Find the lines that include the string "from" and report how many there are. Give no other text.

==== SUPPLIED RECORDS ====

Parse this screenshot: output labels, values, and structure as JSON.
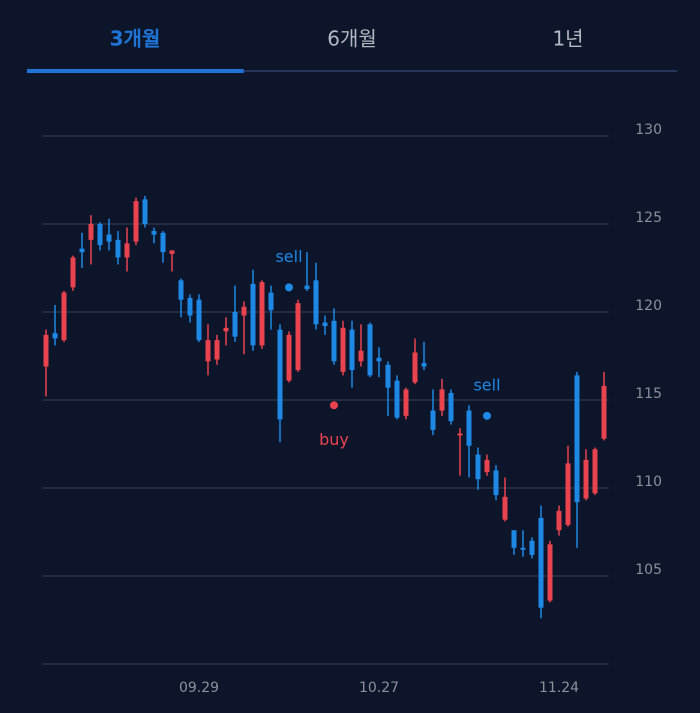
{
  "tabs": [
    "3개월",
    "6개월",
    "1년"
  ],
  "active_tab": 0,
  "chart_data": {
    "type": "candlestick",
    "categories": [
      null,
      null,
      null,
      null,
      null,
      null,
      null,
      null,
      null,
      null,
      null,
      null,
      null,
      null,
      null,
      null,
      null,
      "09.29",
      null,
      null,
      null,
      null,
      null,
      null,
      null,
      null,
      null,
      null,
      null,
      null,
      null,
      null,
      null,
      null,
      null,
      null,
      null,
      "10.27",
      null,
      null,
      null,
      null,
      null,
      null,
      null,
      null,
      null,
      null,
      null,
      null,
      null,
      null,
      null,
      null,
      null,
      null,
      null,
      "11.24",
      null,
      null,
      null,
      null,
      null
    ],
    "open": [
      116.9,
      118.8,
      118.4,
      121.4,
      123.6,
      124.1,
      125.0,
      124.4,
      124.1,
      123.1,
      124.0,
      126.4,
      124.6,
      124.5,
      123.3,
      121.8,
      120.8,
      120.7,
      117.2,
      117.3,
      118.9,
      120.0,
      119.8,
      121.6,
      118.1,
      121.1,
      119.0,
      116.1,
      116.7,
      121.5,
      121.8,
      119.4,
      119.5,
      116.6,
      119.0,
      117.2,
      119.3,
      117.4,
      117.0,
      116.1,
      114.1,
      116.0,
      117.1,
      114.4,
      114.4,
      115.4,
      113.0,
      114.4,
      111.9,
      110.9,
      111.0,
      108.2,
      107.6,
      106.6,
      107.0,
      108.3,
      103.6,
      107.6,
      107.9,
      116.4,
      109.4,
      109.7,
      112.8
    ],
    "high": [
      119.0,
      120.4,
      121.2,
      123.2,
      124.5,
      125.5,
      125.1,
      125.3,
      124.6,
      124.8,
      126.5,
      126.6,
      124.8,
      124.6,
      123.5,
      121.9,
      121.0,
      121.0,
      119.3,
      118.7,
      119.7,
      121.5,
      120.6,
      122.4,
      121.8,
      121.5,
      119.3,
      118.9,
      120.7,
      123.4,
      122.8,
      119.8,
      120.2,
      119.5,
      119.5,
      119.3,
      119.4,
      118.0,
      117.2,
      116.4,
      115.7,
      118.5,
      118.3,
      115.6,
      116.2,
      115.6,
      113.4,
      114.7,
      112.3,
      111.9,
      111.3,
      110.6,
      107.6,
      107.6,
      107.2,
      109.0,
      107.0,
      109.0,
      112.4,
      116.6,
      112.2,
      112.3,
      116.6
    ],
    "low": [
      115.2,
      118.1,
      118.3,
      121.2,
      122.5,
      122.7,
      123.5,
      123.5,
      122.7,
      122.3,
      123.8,
      124.8,
      123.9,
      122.8,
      122.3,
      119.7,
      119.4,
      118.3,
      116.4,
      117.0,
      118.1,
      118.3,
      117.6,
      117.8,
      117.9,
      119.0,
      112.6,
      116.0,
      116.6,
      121.2,
      119.0,
      118.7,
      117.0,
      116.4,
      115.7,
      116.9,
      116.3,
      116.3,
      114.1,
      113.9,
      113.9,
      115.9,
      116.7,
      113.0,
      114.1,
      113.6,
      110.7,
      110.6,
      109.9,
      110.7,
      109.3,
      108.1,
      106.2,
      106.1,
      106.0,
      102.6,
      103.5,
      107.3,
      107.8,
      106.6,
      109.3,
      109.6,
      112.7
    ],
    "close": [
      118.7,
      118.5,
      121.1,
      123.1,
      123.4,
      125.0,
      123.8,
      124.0,
      123.1,
      123.9,
      126.3,
      125.0,
      124.4,
      123.4,
      123.5,
      120.7,
      119.8,
      118.4,
      118.4,
      118.4,
      119.1,
      118.6,
      120.3,
      118.1,
      121.7,
      120.1,
      113.9,
      118.7,
      120.5,
      121.3,
      119.3,
      119.2,
      117.2,
      119.1,
      116.7,
      117.8,
      116.4,
      117.2,
      115.7,
      114.0,
      115.6,
      117.7,
      116.9,
      113.3,
      115.6,
      113.8,
      113.1,
      112.4,
      110.5,
      111.6,
      109.6,
      109.5,
      106.6,
      106.5,
      106.2,
      103.2,
      106.8,
      108.7,
      111.4,
      109.2,
      111.6,
      112.2,
      115.8
    ],
    "up_color": "#e8434f",
    "down_color": "#1e88e5",
    "ylim": [
      100,
      130
    ],
    "yticks": [
      105,
      110,
      115,
      120,
      125,
      130
    ],
    "grid": true,
    "markers": [
      {
        "label": "sell",
        "at": 27,
        "value": 121.4,
        "color": "#1e88e5",
        "label_side": "above"
      },
      {
        "label": "buy",
        "at": 32,
        "value": 114.7,
        "color": "#e8434f",
        "label_side": "below"
      },
      {
        "label": "sell",
        "at": 49,
        "value": 114.1,
        "color": "#1e88e5",
        "label_side": "above"
      }
    ]
  }
}
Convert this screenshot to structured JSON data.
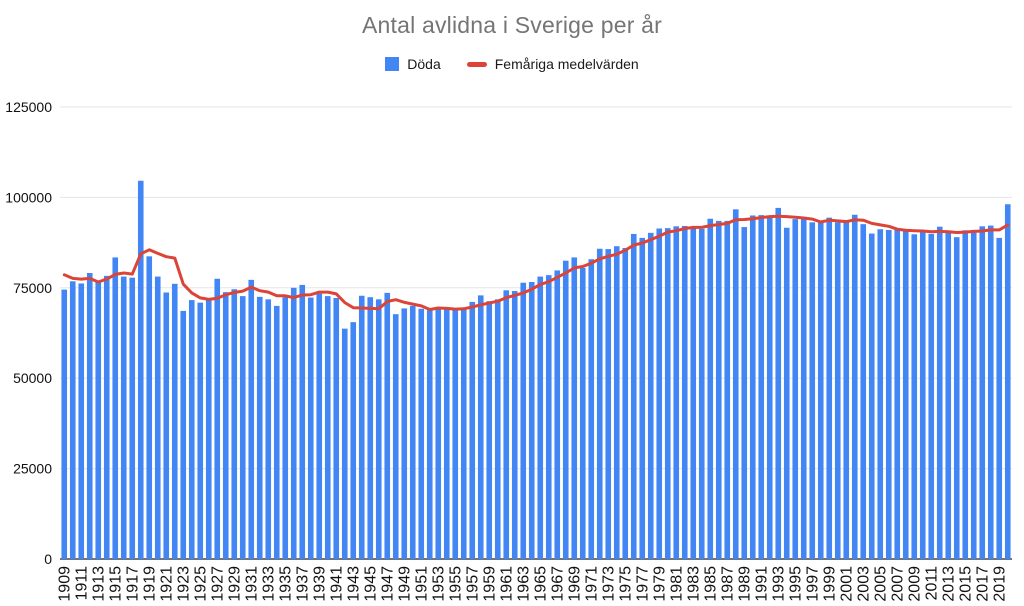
{
  "title": "Antal avlidna i Sverige per år",
  "colors": {
    "bar": "#4285f4",
    "line": "#db4437",
    "title_text": "#757575",
    "legend_text": "#1a1a1a",
    "tick_text": "#111111",
    "gridline": "#e6e6e6",
    "axis_line": "#757575",
    "background": "#ffffff"
  },
  "legend": {
    "items": [
      {
        "label": "Döda",
        "swatch": "square",
        "color": "#4285f4"
      },
      {
        "label": "Femåriga medelvärden",
        "swatch": "dash",
        "color": "#db4437"
      }
    ]
  },
  "chart_data": {
    "type": "bar",
    "title": "Antal avlidna i Sverige per år",
    "xlabel": "",
    "ylabel": "",
    "ylim": [
      0,
      125000
    ],
    "y_ticks": [
      0,
      25000,
      50000,
      75000,
      100000,
      125000
    ],
    "grid": "horizontal",
    "legend_position": "top",
    "x_start_year": 1909,
    "x_end_year": 2020,
    "x_tick_rule": "every odd year labeled, labels rotated 90deg",
    "categories": [
      1909,
      1910,
      1911,
      1912,
      1913,
      1914,
      1915,
      1916,
      1917,
      1918,
      1919,
      1920,
      1921,
      1922,
      1923,
      1924,
      1925,
      1926,
      1927,
      1928,
      1929,
      1930,
      1931,
      1932,
      1933,
      1934,
      1935,
      1936,
      1937,
      1938,
      1939,
      1940,
      1941,
      1942,
      1943,
      1944,
      1945,
      1946,
      1947,
      1948,
      1949,
      1950,
      1951,
      1952,
      1953,
      1954,
      1955,
      1956,
      1957,
      1958,
      1959,
      1960,
      1961,
      1962,
      1963,
      1964,
      1965,
      1966,
      1967,
      1968,
      1969,
      1970,
      1971,
      1972,
      1973,
      1974,
      1975,
      1976,
      1977,
      1978,
      1979,
      1980,
      1981,
      1982,
      1983,
      1984,
      1985,
      1986,
      1987,
      1988,
      1989,
      1990,
      1991,
      1992,
      1993,
      1994,
      1995,
      1996,
      1997,
      1998,
      1999,
      2000,
      2001,
      2002,
      2003,
      2004,
      2005,
      2006,
      2007,
      2008,
      2009,
      2010,
      2011,
      2012,
      2013,
      2014,
      2015,
      2016,
      2017,
      2018,
      2019,
      2020
    ],
    "series": [
      {
        "name": "Döda",
        "type": "bar",
        "color": "#4285f4",
        "values": [
          74500,
          76800,
          76200,
          79100,
          76600,
          78300,
          83400,
          78100,
          77800,
          104600,
          83700,
          78100,
          73700,
          76100,
          68600,
          71600,
          70900,
          71800,
          77500,
          73800,
          74600,
          72700,
          77200,
          72500,
          71800,
          70000,
          72400,
          75000,
          75800,
          72300,
          73400,
          72700,
          72200,
          63700,
          65500,
          72800,
          72400,
          71800,
          73600,
          67700,
          69300,
          70000,
          69200,
          68800,
          69500,
          69000,
          69200,
          69500,
          71100,
          72900,
          71300,
          71800,
          74300,
          74100,
          76400,
          76600,
          78100,
          78500,
          79800,
          82500,
          83400,
          80500,
          82900,
          85800,
          85700,
          86500,
          86000,
          89900,
          88800,
          90200,
          91400,
          91500,
          92000,
          92100,
          91400,
          91300,
          94100,
          93500,
          93500,
          96700,
          91800,
          95000,
          95100,
          94900,
          97100,
          91600,
          94000,
          94100,
          93100,
          93000,
          94400,
          93100,
          93100,
          95200,
          92600,
          90000,
          91200,
          91000,
          91200,
          91000,
          89800,
          90500,
          89900,
          91900,
          90400,
          89000,
          90900,
          91000,
          92000,
          92200,
          88800,
          98100
        ]
      },
      {
        "name": "Femåriga medelvärden",
        "type": "line",
        "color": "#db4437",
        "values": [
          78600,
          77600,
          77400,
          77600,
          76600,
          77400,
          78700,
          79100,
          78800,
          84400,
          85500,
          84500,
          83600,
          83200,
          76000,
          73600,
          72200,
          71800,
          72100,
          73100,
          73700,
          74100,
          75200,
          74200,
          73800,
          72800,
          72800,
          72300,
          73000,
          73100,
          73800,
          73800,
          73300,
          70900,
          69500,
          69400,
          69300,
          69200,
          71200,
          71700,
          71000,
          70500,
          70000,
          69000,
          69400,
          69300,
          69100,
          69200,
          69700,
          70300,
          70800,
          71300,
          72300,
          72900,
          73600,
          74600,
          75900,
          76700,
          77900,
          79100,
          80500,
          80900,
          81800,
          83000,
          83700,
          84300,
          85400,
          86800,
          87400,
          88300,
          89300,
          90400,
          90800,
          91400,
          91700,
          91700,
          92200,
          92500,
          92800,
          93800,
          93900,
          94100,
          94400,
          94700,
          94800,
          94700,
          94500,
          94300,
          94000,
          93200,
          93700,
          93500,
          93300,
          93800,
          93700,
          92800,
          92400,
          92000,
          91200,
          90900,
          90800,
          90700,
          90500,
          90600,
          90500,
          90300,
          90400,
          90600,
          90700,
          91000,
          91000,
          92400
        ]
      }
    ]
  }
}
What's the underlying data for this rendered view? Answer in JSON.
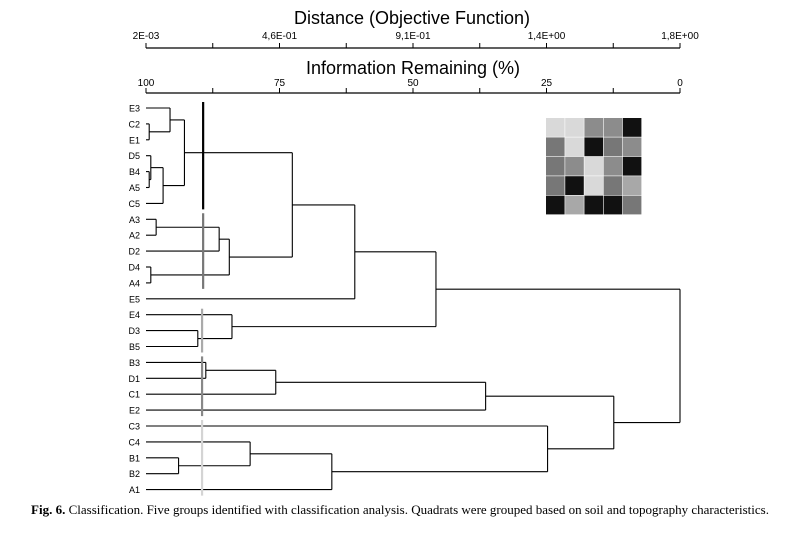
{
  "top_axis": {
    "title": "Distance (Objective Function)",
    "ticks": [
      "2E-03",
      "4,6E-01",
      "9,1E-01",
      "1,4E+00",
      "1,8E+00"
    ]
  },
  "second_axis": {
    "title": "Information Remaining (%)",
    "ticks": [
      "100",
      "75",
      "50",
      "25",
      "0"
    ],
    "range": [
      100,
      0
    ]
  },
  "leaves": [
    "E3",
    "C2",
    "E1",
    "D5",
    "B4",
    "A5",
    "C5",
    "A3",
    "A2",
    "D2",
    "D4",
    "A4",
    "E5",
    "E4",
    "D3",
    "B5",
    "B3",
    "D1",
    "C1",
    "E2",
    "C3",
    "C4",
    "B1",
    "B2",
    "A1"
  ],
  "merges": [
    {
      "a": "E1",
      "b": "C2",
      "at": 99.4
    },
    {
      "a": "B4",
      "b": "A5",
      "at": 99.4
    },
    {
      "a": "#1",
      "b": "D5",
      "at": 99.1
    },
    {
      "a": "#0",
      "b": "E3",
      "at": 95.5
    },
    {
      "a": "#2",
      "b": "C5",
      "at": 96.8
    },
    {
      "a": "#3",
      "b": "#4",
      "at": 92.8
    },
    {
      "a": "A3",
      "b": "A2",
      "at": 98.1
    },
    {
      "a": "D4",
      "b": "A4",
      "at": 99.1
    },
    {
      "a": "#6",
      "b": "D2",
      "at": 86.3
    },
    {
      "a": "#8",
      "b": "#7",
      "at": 84.4
    },
    {
      "a": "#5",
      "b": "#9",
      "at": 72.6
    },
    {
      "a": "#10",
      "b": "E5",
      "at": 60.9
    },
    {
      "a": "D3",
      "b": "B5",
      "at": 90.3
    },
    {
      "a": "E4",
      "b": "#12",
      "at": 83.9
    },
    {
      "a": "#11",
      "b": "#13",
      "at": 45.7
    },
    {
      "a": "B3",
      "b": "D1",
      "at": 88.8
    },
    {
      "a": "#15",
      "b": "C1",
      "at": 75.7
    },
    {
      "a": "#16",
      "b": "E2",
      "at": 36.4
    },
    {
      "a": "B1",
      "b": "B2",
      "at": 93.9
    },
    {
      "a": "C4",
      "b": "#18",
      "at": 80.5
    },
    {
      "a": "#19",
      "b": "A1",
      "at": 65.2
    },
    {
      "a": "C3",
      "b": "#20",
      "at": 24.8
    },
    {
      "a": "#17",
      "b": "#21",
      "at": 12.4
    },
    {
      "a": "#14",
      "b": "#22",
      "at": 0
    }
  ],
  "group_markers": [
    {
      "at": 89.3,
      "from": "E3",
      "to": "C5",
      "color": "#000000"
    },
    {
      "at": 89.3,
      "from": "A3",
      "to": "A4",
      "color": "#777777"
    },
    {
      "at": 89.5,
      "from": "E4",
      "to": "B5",
      "color": "#aaaaaa"
    },
    {
      "at": 89.5,
      "from": "B3",
      "to": "E2",
      "color": "#888888"
    },
    {
      "at": 89.5,
      "from": "C3",
      "to": "A1",
      "color": "#d4d4d4"
    }
  ],
  "legend_grid": [
    [
      "#d9d9d9",
      "#d9d9d9",
      "#8c8c8c",
      "#8c8c8c",
      "#111111"
    ],
    [
      "#777777",
      "#d9d9d9",
      "#111111",
      "#777777",
      "#8c8c8c"
    ],
    [
      "#777777",
      "#8c8c8c",
      "#d9d9d9",
      "#8c8c8c",
      "#111111"
    ],
    [
      "#777777",
      "#111111",
      "#d9d9d9",
      "#777777",
      "#a8a8a8"
    ],
    [
      "#111111",
      "#a8a8a8",
      "#111111",
      "#111111",
      "#777777"
    ]
  ],
  "caption": {
    "lead": "Fig. 6.",
    "text": " Classification. Five groups identified with classification analysis. Quadrats were grouped based on soil and topography characteristics."
  }
}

====

* [WORKED SOLUTION]:
5